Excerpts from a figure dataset
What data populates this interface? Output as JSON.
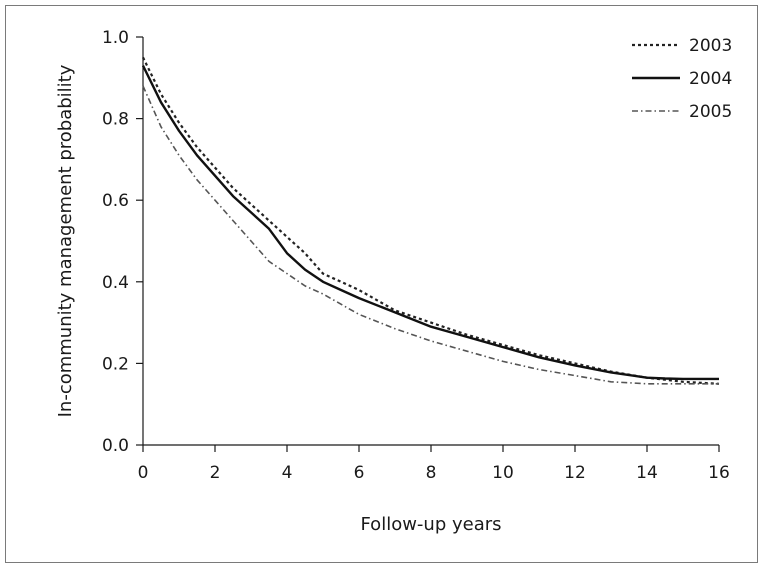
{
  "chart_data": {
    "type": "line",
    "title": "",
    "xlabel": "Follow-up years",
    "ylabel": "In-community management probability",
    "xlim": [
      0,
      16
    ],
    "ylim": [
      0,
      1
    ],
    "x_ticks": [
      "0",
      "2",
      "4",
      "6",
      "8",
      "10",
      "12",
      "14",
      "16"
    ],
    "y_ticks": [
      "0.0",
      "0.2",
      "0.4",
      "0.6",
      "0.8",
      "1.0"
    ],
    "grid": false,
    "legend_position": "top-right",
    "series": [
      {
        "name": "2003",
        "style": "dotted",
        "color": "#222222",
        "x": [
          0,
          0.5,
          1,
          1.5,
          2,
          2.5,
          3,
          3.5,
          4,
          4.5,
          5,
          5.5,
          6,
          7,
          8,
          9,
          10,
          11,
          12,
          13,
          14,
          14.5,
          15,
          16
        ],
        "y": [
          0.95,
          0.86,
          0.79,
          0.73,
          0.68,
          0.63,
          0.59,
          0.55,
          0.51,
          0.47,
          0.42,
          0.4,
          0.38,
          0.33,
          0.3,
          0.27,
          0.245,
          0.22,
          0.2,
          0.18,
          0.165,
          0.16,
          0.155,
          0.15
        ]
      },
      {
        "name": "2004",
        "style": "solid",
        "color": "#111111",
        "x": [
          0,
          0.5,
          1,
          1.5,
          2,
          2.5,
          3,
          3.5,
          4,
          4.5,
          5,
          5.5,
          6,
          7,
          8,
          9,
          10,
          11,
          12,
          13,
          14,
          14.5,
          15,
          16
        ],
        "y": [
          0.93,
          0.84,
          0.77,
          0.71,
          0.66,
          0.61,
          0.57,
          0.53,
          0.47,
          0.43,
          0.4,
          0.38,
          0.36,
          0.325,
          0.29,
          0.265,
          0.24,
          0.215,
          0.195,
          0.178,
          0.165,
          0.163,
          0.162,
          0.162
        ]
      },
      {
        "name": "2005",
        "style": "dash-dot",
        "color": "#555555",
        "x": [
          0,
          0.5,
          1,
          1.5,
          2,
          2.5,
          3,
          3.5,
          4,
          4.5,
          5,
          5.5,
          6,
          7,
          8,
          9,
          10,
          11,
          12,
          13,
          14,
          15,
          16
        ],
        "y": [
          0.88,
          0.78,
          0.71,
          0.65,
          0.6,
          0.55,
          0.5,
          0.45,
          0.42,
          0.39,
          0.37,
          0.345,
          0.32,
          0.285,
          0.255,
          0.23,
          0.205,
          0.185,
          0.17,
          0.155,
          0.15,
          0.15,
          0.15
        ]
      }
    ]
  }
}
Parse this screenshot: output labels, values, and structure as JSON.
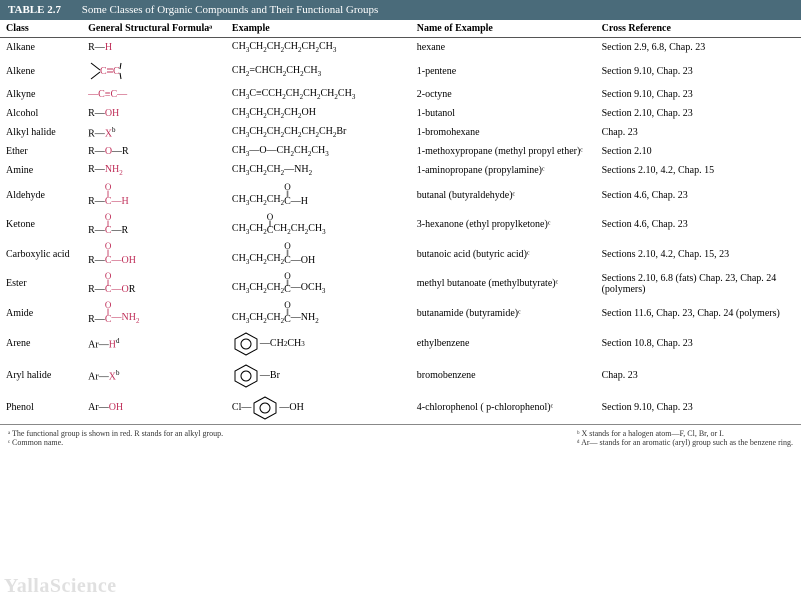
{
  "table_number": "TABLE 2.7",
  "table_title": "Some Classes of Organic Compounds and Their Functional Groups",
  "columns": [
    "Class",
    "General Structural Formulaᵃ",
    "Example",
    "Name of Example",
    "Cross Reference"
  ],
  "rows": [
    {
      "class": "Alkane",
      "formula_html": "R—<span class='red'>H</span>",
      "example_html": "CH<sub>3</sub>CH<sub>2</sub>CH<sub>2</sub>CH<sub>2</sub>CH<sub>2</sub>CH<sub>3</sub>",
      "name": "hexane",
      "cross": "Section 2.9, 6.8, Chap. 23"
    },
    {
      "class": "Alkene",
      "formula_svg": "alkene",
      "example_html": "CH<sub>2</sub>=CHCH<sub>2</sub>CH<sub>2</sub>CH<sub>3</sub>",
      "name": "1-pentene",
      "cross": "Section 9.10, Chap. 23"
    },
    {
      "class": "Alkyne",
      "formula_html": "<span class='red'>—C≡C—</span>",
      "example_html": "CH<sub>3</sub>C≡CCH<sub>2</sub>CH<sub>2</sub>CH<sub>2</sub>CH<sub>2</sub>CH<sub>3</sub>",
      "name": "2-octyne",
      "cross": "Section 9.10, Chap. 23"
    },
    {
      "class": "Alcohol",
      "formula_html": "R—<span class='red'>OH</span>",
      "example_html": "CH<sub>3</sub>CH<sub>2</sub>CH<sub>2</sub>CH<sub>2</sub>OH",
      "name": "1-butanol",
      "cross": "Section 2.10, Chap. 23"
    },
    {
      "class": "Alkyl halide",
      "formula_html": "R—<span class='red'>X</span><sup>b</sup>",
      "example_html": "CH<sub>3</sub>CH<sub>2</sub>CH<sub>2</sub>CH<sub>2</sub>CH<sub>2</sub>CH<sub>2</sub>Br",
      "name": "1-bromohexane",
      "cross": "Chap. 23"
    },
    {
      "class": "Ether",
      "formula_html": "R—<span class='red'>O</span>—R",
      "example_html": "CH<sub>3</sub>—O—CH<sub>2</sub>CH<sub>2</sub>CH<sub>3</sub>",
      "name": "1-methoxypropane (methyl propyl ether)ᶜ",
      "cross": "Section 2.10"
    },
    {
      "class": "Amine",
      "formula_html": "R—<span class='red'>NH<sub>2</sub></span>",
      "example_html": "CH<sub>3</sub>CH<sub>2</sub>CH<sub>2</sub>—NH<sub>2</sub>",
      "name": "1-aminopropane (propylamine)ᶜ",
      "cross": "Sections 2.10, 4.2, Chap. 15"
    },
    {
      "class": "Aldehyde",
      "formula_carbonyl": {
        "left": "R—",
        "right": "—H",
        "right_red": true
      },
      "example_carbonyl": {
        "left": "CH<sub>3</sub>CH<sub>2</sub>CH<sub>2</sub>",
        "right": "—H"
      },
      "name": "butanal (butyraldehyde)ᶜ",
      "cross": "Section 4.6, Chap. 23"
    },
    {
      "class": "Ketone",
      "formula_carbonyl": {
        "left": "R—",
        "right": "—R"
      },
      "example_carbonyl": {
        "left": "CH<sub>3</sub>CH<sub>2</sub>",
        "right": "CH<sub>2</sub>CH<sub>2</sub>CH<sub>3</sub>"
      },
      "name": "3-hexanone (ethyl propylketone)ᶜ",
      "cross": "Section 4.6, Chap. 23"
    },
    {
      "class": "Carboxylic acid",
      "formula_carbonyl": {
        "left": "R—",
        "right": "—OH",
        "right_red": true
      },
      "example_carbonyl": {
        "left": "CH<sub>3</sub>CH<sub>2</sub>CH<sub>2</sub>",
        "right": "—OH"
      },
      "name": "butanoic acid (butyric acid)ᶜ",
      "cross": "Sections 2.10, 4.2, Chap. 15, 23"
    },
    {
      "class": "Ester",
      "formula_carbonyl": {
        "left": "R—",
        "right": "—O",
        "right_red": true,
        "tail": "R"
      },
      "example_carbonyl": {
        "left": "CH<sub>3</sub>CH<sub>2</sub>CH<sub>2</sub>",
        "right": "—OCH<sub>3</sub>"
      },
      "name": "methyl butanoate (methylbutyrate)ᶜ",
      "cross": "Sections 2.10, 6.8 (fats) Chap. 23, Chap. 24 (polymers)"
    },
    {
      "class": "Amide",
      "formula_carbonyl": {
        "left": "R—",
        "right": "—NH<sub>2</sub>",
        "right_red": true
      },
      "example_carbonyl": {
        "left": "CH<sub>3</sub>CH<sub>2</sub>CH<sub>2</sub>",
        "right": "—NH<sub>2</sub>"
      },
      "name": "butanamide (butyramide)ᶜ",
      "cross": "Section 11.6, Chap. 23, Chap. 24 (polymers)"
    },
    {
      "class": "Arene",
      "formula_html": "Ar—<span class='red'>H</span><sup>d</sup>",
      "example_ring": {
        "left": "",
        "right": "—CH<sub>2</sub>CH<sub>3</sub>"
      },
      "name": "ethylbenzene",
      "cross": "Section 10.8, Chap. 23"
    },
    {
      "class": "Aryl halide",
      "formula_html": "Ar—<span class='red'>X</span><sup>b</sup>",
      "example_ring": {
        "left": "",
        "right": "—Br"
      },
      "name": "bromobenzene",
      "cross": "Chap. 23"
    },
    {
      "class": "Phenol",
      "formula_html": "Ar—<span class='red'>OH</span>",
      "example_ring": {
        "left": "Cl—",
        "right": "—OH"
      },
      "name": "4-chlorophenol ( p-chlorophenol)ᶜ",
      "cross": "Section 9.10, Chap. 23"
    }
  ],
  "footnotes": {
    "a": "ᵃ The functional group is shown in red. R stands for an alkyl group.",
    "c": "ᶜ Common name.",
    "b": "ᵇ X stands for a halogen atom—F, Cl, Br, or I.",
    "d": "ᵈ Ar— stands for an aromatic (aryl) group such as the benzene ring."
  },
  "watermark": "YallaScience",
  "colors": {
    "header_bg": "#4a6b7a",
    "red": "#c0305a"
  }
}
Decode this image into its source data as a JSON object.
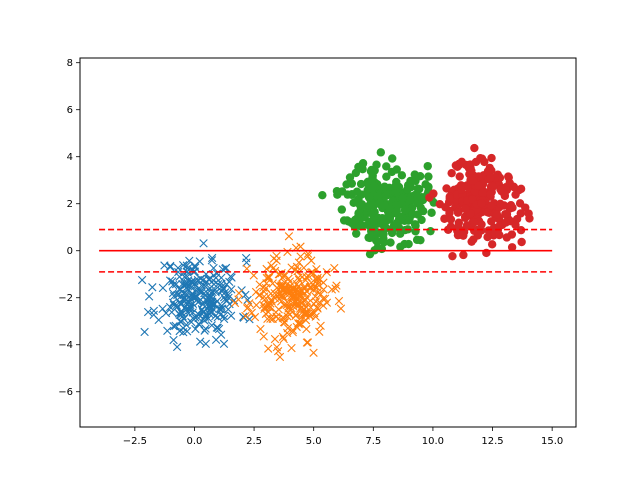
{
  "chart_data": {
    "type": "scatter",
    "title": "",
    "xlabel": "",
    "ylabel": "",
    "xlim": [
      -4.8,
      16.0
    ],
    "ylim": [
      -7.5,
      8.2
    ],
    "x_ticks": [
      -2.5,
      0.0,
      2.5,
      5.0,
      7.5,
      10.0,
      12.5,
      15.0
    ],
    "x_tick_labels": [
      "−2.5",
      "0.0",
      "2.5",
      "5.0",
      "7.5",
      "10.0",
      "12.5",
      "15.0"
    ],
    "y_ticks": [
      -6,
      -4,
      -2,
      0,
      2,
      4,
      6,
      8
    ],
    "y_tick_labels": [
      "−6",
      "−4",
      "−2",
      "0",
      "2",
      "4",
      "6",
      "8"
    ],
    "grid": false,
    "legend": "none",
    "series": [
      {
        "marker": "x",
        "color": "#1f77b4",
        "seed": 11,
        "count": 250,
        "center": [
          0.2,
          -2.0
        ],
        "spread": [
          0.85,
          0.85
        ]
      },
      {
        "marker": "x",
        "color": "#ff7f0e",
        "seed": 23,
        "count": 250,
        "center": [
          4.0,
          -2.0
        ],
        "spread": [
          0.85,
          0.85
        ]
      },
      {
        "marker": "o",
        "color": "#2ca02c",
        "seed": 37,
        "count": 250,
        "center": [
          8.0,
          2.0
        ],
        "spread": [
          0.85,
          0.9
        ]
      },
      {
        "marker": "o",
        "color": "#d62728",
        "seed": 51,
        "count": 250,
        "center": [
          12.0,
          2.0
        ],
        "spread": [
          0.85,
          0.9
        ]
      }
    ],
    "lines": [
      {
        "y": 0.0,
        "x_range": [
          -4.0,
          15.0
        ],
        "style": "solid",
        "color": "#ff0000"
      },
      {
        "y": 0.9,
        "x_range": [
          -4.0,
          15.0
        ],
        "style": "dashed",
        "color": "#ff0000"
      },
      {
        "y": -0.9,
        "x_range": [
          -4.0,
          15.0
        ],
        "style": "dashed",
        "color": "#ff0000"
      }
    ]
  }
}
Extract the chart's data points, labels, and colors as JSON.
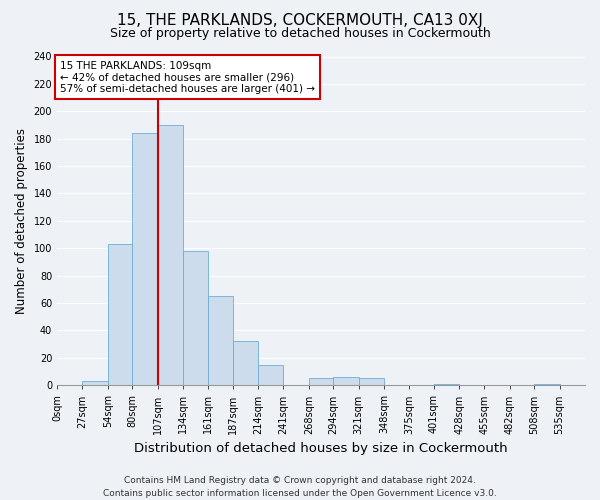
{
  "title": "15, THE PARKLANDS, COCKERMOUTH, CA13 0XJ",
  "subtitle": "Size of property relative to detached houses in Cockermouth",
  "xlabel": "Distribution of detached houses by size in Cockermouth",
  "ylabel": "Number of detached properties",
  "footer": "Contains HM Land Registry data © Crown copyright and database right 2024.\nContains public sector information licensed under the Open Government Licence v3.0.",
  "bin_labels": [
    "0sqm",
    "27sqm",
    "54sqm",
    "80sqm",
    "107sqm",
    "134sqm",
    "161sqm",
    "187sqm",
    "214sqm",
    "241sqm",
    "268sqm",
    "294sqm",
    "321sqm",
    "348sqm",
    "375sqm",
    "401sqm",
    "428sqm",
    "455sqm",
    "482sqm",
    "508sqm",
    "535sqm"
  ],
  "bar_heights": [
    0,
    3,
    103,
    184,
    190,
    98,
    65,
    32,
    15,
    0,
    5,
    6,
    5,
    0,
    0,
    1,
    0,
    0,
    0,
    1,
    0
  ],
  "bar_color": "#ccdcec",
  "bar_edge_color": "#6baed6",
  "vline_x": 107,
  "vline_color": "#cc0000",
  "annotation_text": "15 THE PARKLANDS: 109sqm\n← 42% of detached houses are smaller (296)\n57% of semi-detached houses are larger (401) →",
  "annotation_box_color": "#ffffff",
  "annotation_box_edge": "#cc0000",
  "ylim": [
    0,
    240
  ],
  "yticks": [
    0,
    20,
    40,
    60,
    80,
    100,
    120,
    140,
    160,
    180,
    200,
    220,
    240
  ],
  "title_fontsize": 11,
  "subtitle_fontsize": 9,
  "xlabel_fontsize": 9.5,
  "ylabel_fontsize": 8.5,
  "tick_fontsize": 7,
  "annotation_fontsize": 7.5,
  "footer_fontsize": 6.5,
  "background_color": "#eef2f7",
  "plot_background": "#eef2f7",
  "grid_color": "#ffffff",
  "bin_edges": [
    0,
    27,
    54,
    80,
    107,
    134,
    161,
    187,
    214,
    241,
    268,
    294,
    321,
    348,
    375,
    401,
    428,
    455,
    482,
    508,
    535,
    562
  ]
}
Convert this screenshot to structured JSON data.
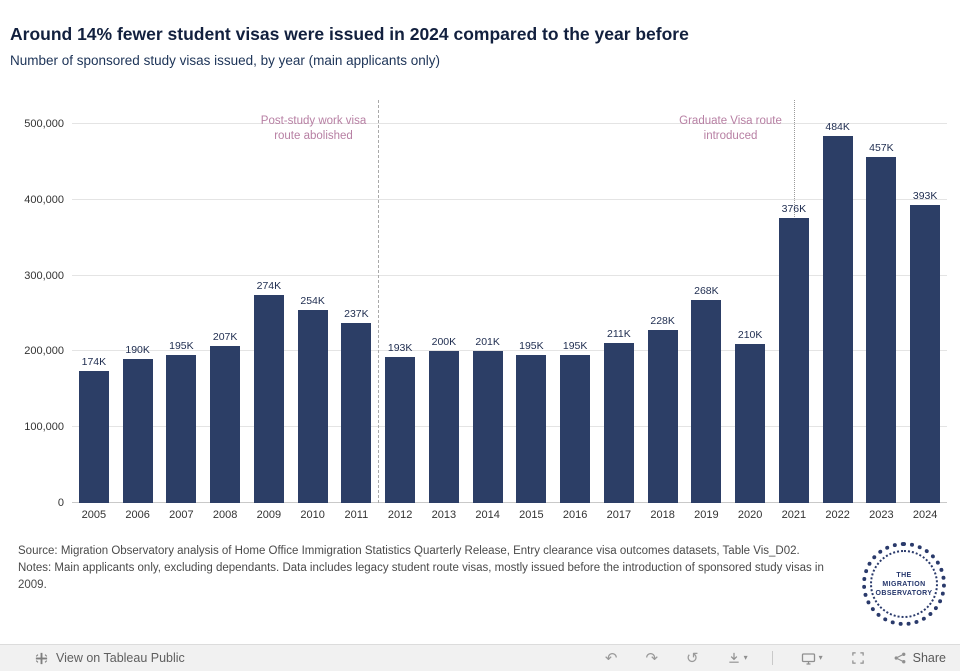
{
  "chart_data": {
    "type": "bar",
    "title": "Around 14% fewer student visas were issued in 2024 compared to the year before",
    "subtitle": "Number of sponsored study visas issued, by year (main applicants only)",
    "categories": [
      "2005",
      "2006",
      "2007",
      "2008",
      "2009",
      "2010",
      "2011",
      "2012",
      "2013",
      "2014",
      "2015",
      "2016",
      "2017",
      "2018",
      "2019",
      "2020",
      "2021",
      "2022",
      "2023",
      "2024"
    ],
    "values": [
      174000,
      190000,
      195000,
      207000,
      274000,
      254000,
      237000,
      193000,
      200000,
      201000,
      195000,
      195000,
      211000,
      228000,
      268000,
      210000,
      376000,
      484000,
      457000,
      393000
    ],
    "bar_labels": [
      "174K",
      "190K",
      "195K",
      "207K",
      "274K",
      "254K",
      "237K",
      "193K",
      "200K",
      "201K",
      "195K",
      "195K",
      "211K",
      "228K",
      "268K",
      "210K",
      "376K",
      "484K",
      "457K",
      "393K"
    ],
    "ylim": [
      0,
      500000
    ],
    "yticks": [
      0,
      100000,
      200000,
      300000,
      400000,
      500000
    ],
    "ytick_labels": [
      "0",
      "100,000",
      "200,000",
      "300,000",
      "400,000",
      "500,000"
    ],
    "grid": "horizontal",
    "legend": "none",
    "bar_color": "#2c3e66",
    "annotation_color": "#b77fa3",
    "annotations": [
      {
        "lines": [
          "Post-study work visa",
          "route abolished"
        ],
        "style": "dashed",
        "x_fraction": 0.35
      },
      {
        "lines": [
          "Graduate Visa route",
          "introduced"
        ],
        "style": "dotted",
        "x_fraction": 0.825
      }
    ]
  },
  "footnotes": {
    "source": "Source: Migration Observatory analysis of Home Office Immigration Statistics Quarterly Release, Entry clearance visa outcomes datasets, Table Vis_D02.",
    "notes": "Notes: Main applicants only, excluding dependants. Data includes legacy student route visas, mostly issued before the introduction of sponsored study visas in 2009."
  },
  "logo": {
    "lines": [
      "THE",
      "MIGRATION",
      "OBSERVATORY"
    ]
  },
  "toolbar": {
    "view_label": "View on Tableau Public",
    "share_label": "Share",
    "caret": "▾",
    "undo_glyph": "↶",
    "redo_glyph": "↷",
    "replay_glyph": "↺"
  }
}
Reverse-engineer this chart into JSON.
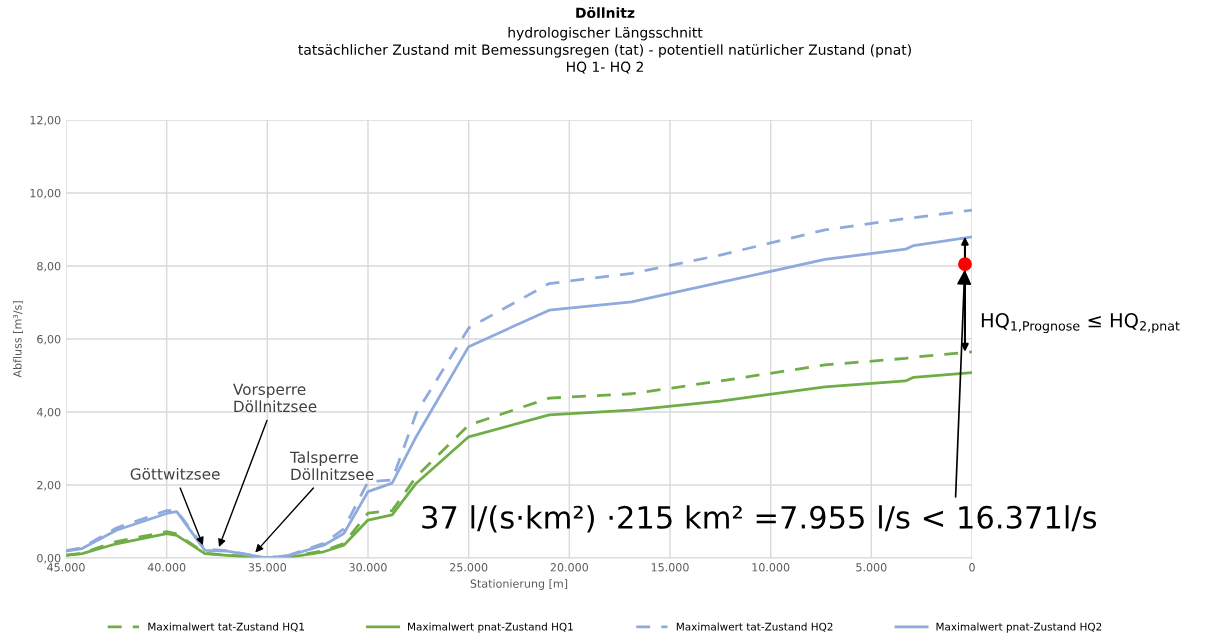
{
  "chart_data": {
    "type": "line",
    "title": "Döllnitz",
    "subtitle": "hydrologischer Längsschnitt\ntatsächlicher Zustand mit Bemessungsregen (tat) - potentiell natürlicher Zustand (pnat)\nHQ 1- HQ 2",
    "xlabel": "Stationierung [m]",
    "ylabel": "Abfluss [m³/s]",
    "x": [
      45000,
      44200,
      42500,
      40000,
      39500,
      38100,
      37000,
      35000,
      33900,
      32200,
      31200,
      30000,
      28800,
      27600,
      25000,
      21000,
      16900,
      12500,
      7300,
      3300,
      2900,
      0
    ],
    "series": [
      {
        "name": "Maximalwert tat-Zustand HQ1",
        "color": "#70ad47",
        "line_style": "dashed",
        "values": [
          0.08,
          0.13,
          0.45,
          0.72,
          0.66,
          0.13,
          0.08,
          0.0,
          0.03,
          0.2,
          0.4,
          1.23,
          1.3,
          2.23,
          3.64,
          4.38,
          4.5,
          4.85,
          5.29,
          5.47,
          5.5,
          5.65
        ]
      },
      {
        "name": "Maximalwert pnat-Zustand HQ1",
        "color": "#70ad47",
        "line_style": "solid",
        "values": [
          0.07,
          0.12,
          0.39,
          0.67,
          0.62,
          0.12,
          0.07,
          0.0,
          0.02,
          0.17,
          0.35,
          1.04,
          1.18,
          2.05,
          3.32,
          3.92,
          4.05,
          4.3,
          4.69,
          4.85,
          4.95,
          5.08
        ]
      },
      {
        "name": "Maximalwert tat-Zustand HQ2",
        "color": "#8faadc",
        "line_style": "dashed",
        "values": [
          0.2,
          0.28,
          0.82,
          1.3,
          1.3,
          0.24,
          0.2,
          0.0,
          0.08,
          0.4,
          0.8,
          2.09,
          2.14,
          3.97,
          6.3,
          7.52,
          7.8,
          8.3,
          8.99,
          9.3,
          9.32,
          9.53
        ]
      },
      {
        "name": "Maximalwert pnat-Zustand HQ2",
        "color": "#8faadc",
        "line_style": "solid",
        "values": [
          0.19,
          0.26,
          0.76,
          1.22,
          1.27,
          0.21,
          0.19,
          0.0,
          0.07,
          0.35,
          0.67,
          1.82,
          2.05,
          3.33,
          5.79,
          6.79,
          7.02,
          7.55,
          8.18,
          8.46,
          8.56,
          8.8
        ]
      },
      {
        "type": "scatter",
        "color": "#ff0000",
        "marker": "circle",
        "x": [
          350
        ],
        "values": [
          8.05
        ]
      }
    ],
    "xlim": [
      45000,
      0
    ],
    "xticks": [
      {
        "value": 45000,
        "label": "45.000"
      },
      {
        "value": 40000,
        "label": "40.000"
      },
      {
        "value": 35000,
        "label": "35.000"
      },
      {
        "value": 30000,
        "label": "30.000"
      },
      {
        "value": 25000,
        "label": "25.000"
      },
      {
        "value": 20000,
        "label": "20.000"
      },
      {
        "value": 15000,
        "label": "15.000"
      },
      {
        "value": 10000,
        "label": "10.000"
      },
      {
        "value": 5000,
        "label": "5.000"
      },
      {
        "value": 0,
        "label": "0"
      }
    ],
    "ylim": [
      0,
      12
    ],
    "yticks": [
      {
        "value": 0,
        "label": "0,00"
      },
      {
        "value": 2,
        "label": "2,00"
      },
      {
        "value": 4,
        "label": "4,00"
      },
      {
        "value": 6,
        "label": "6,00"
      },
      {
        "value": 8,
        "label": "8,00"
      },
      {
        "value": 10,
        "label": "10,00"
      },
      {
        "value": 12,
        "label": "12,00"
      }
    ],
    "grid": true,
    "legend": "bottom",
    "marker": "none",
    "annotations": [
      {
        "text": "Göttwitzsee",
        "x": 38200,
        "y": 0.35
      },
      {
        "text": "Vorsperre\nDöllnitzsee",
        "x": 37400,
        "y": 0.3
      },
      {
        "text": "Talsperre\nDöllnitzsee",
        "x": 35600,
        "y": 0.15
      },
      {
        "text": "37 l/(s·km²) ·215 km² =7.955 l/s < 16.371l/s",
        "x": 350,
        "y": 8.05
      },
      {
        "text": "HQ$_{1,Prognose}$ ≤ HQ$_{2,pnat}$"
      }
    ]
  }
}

Given problem =>
Return every line above that contains the word "only".

Response =>
    "subtitle": "Number of sponsored study visas issued, by year (main applicants only)",
    "notes": "Notes: Main applicants only, excluding dependants. Data includes legacy student route visas, mostly issued before the introduction of sponsored study visas in 2009."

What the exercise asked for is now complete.